**Given problem:**
Please write out the material that follows, exactly as it stands.

[Extracted data entries]
---

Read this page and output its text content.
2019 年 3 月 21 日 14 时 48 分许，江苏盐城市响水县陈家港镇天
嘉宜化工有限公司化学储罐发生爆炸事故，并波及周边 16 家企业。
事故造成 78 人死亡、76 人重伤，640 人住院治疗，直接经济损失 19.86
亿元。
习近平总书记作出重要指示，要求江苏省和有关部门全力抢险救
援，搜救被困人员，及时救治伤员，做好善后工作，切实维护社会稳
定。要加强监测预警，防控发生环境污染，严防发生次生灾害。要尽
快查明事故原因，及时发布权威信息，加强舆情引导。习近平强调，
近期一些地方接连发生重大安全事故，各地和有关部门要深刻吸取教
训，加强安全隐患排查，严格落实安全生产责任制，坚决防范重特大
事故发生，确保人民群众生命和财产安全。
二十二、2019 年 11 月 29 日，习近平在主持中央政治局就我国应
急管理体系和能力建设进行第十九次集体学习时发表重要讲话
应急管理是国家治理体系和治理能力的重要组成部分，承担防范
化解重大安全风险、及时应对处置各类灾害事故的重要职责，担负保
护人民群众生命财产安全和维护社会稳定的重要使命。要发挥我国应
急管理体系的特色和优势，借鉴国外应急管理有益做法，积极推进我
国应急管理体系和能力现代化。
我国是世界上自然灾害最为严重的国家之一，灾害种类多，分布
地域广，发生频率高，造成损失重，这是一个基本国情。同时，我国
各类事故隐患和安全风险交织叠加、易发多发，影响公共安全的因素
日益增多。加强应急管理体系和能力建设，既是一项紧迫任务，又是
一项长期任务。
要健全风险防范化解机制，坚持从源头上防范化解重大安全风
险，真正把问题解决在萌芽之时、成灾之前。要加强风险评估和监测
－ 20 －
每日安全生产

---

**Expected answer:**
Read this page and output its text content.
2019 年 3 月 21 日 14 时 48 分许，江苏盐城市响水县陈家港镇天
嘉宜化工有限公司化学储罐发生爆炸事故，并波及周边 16 家企业。
事故造成 78 人死亡、76 人重伤，640 人住院治疗，直接经济损失 19.86
亿元。
习近平总书记作出重要指示，要求江苏省和有关部门全力抢险救
援，搜救被困人员，及时救治伤员，做好善后工作，切实维护社会稳
定。要加强监测预警，防控发生环境污染，严防发生次生灾害。要尽
快查明事故原因，及时发布权威信息，加强舆情引导。习近平强调，
近期一些地方接连发生重大安全事故，各地和有关部门要深刻吸取教
训，加强安全隐患排查，严格落实安全生产责任制，坚决防范重特大
事故发生，确保人民群众生命和财产安全。
二十二、2019 年 11 月 29 日，习近平在主持中央政治局就我国应
急管理体系和能力建设进行第十九次集体学习时发表重要讲话
应急管理是国家治理体系和治理能力的重要组成部分，承担防范
化解重大安全风险、及时应对处置各类灾害事故的重要职责，担负保
护人民群众生命财产安全和维护社会稳定的重要使命。要发挥我国应
急管理体系的特色和优势，借鉴国外应急管理有益做法，积极推进我
国应急管理体系和能力现代化。
我国是世界上自然灾害最为严重的国家之一，灾害种类多，分布
地域广，发生频率高，造成损失重，这是一个基本国情。同时，我国
各类事故隐患和安全风险交织叠加、易发多发，影响公共安全的因素
日益增多。加强应急管理体系和能力建设，既是一项紧迫任务，又是
一项长期任务。
要健全风险防范化解机制，坚持从源头上防范化解重大安全风
险，真正把问题解决在萌芽之时、成灾之前。要加强风险评估和监测
－ 20 －
每日安全生产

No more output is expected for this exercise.